Required task:
Render the items from the first line through the line containing "britain-land <box>632 752 683 882</box>" as a Markdown table with the columns Row and Line. Number each row and omit blank lines.

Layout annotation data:
* * * * * * *

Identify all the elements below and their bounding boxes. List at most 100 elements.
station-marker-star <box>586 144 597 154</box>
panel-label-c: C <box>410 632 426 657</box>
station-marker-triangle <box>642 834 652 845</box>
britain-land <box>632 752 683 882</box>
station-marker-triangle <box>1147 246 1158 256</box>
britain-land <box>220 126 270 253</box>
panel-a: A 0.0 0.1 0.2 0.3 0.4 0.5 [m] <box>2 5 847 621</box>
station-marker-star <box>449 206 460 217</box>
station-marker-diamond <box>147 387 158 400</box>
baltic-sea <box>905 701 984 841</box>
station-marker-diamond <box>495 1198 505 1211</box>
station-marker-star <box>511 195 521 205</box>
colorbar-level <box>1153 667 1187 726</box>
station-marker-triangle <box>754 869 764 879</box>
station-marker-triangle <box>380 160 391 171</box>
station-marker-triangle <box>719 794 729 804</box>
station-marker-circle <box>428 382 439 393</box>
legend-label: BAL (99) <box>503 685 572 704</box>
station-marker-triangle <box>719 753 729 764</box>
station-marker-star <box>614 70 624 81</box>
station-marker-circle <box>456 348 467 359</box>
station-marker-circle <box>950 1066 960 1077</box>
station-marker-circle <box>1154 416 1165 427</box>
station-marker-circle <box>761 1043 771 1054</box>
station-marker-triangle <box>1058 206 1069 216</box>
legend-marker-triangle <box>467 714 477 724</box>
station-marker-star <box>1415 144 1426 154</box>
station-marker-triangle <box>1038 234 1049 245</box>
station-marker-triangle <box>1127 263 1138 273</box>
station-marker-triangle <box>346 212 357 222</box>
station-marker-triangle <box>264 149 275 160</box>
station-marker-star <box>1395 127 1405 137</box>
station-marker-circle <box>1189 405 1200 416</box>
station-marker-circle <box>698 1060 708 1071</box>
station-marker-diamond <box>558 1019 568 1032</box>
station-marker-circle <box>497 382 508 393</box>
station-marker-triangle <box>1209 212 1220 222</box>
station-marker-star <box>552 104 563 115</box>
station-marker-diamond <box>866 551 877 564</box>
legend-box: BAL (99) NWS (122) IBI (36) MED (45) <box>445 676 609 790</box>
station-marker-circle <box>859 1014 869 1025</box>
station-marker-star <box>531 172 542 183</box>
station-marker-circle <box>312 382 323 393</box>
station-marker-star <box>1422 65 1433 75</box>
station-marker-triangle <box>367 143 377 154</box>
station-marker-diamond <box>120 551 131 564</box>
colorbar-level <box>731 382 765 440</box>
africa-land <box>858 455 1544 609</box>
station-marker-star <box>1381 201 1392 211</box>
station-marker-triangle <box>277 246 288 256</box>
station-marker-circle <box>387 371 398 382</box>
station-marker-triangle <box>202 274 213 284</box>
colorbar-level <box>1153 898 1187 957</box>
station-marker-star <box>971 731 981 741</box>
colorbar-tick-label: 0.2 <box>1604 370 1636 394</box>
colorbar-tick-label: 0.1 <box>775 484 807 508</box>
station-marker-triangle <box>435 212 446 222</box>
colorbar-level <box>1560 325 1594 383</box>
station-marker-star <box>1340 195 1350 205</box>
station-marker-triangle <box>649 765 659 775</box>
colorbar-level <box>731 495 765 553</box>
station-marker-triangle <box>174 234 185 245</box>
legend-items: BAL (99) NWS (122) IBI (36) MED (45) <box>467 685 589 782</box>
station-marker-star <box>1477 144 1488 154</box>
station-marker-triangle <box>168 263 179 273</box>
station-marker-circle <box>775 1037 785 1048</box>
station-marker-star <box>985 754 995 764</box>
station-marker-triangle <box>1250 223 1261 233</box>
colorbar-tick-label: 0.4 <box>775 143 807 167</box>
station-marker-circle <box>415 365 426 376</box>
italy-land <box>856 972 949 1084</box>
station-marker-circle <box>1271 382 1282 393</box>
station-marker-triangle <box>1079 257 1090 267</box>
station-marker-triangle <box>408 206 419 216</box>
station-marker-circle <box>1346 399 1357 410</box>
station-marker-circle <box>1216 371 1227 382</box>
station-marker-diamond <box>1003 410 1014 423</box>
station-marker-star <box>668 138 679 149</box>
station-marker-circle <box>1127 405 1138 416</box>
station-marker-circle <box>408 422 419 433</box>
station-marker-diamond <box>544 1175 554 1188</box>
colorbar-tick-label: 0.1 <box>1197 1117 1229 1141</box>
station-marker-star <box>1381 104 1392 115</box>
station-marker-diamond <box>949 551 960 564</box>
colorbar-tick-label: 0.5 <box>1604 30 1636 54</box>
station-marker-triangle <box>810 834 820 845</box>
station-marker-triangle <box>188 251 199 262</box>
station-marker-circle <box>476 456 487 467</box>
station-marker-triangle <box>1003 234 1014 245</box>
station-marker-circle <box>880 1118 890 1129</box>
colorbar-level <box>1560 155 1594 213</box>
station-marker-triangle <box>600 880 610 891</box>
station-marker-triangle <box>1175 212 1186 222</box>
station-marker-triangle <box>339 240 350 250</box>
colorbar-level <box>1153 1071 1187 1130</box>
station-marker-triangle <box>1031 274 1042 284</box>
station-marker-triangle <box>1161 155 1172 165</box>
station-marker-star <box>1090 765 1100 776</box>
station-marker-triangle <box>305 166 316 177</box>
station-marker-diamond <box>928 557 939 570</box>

* * * * * * *

Finished exercise:
| Row | Line |
|---|---|
| 1 | Identify all the elements below and their bounding boxes. List at most 100 elements. |
| 2 | station-marker-star <box>586 144 597 154</box> |
| 3 | panel-label-c: C <box>410 632 426 657</box> |
| 4 | station-marker-triangle <box>642 834 652 845</box> |
| 5 | britain-land <box>632 752 683 882</box> |